EXERCISE GOAL: Write out the material below again, unchanged.

GIVEN DATA:
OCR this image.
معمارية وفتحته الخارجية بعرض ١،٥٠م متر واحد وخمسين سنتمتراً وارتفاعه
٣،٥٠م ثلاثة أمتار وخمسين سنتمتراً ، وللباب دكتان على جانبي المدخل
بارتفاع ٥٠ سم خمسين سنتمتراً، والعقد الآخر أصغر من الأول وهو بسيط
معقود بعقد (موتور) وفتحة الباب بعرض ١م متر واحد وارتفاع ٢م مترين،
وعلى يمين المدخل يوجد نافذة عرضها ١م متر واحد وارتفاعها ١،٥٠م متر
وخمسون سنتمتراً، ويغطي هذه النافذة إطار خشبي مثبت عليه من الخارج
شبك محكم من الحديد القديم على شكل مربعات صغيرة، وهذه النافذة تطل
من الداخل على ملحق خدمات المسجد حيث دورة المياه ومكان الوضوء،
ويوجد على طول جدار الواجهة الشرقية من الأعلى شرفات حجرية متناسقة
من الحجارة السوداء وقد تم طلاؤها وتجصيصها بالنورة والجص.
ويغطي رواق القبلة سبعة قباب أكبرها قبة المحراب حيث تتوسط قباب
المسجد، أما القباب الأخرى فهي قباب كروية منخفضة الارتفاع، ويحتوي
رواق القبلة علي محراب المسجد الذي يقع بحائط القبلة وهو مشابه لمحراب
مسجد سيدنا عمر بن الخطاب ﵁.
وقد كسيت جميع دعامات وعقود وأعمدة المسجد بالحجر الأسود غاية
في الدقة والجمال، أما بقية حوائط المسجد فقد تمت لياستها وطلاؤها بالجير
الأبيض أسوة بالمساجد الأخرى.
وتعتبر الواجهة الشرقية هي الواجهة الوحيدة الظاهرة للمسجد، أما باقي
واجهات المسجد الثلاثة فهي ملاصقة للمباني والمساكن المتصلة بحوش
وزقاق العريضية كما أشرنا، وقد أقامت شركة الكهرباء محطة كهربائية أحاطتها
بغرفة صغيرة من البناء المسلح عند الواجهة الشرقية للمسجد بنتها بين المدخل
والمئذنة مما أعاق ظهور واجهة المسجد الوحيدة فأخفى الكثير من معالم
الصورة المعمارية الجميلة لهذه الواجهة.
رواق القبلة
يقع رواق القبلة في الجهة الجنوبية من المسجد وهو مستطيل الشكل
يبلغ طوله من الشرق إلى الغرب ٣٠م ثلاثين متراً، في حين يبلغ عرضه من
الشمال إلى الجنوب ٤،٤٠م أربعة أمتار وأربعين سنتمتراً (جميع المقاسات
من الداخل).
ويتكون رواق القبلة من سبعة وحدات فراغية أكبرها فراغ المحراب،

OUTPUT:
OCR this image.
معمارية وفتحته الخارجية بعرض ١،٥٠م متر واحد وخمسين سنتمتراً وارتفاعه
٣،٥٠م ثلاثة أمتار وخمسين سنتمتراً ، وللباب دكتان على جانبي المدخل
بارتفاع ٥٠ سم خمسين سنتمتراً، والعقد الآخر أصغر من الأول وهو بسيط
معقود بعقد (موتور) وفتحة الباب بعرض ١م متر واحد وارتفاع ٢م مترين،
وعلى يمين المدخل يوجد نافذة عرضها ١م متر واحد وارتفاعها ١،٥٠م متر
وخمسون سنتمتراً، ويغطي هذه النافذة إطار خشبي مثبت عليه من الخارج
شبك محكم من الحديد القديم على شكل مربعات صغيرة، وهذه النافذة تطل
من الداخل على ملحق خدمات المسجد حيث دورة المياه ومكان الوضوء،
ويوجد على طول جدار الواجهة الشرقية من الأعلى شرفات حجرية متناسقة
من الحجارة السوداء وقد تم طلاؤها وتجصيصها بالنورة والجص.
ويغطي رواق القبلة سبعة قباب أكبرها قبة المحراب حيث تتوسط قباب
المسجد، أما القباب الأخرى فهي قباب كروية منخفضة الارتفاع، ويحتوي
رواق القبلة علي محراب المسجد الذي يقع بحائط القبلة وهو مشابه لمحراب
مسجد سيدنا عمر بن الخطاب ﵁.
وقد كسيت جميع دعامات وعقود وأعمدة المسجد بالحجر الأسود غاية
في الدقة والجمال، أما بقية حوائط المسجد فقد تمت لياستها وطلاؤها بالجير
الأبيض أسوة بالمساجد الأخرى.
وتعتبر الواجهة الشرقية هي الواجهة الوحيدة الظاهرة للمسجد، أما باقي
واجهات المسجد الثلاثة فهي ملاصقة للمباني والمساكن المتصلة بحوش
وزقاق العريضية كما أشرنا، وقد أقامت شركة الكهرباء محطة كهربائية أحاطتها
بغرفة صغيرة من البناء المسلح عند الواجهة الشرقية للمسجد بنتها بين المدخل
والمئذنة مما أعاق ظهور واجهة المسجد الوحيدة فأخفى الكثير من معالم
الصورة المعمارية الجميلة لهذه الواجهة.
رواق القبلة
يقع رواق القبلة في الجهة الجنوبية من المسجد وهو مستطيل الشكل
يبلغ طوله من الشرق إلى الغرب ٣٠م ثلاثين متراً، في حين يبلغ عرضه من
الشمال إلى الجنوب ٤،٤٠م أربعة أمتار وأربعين سنتمتراً (جميع المقاسات
من الداخل).
ويتكون رواق القبلة من سبعة وحدات فراغية أكبرها فراغ المحراب،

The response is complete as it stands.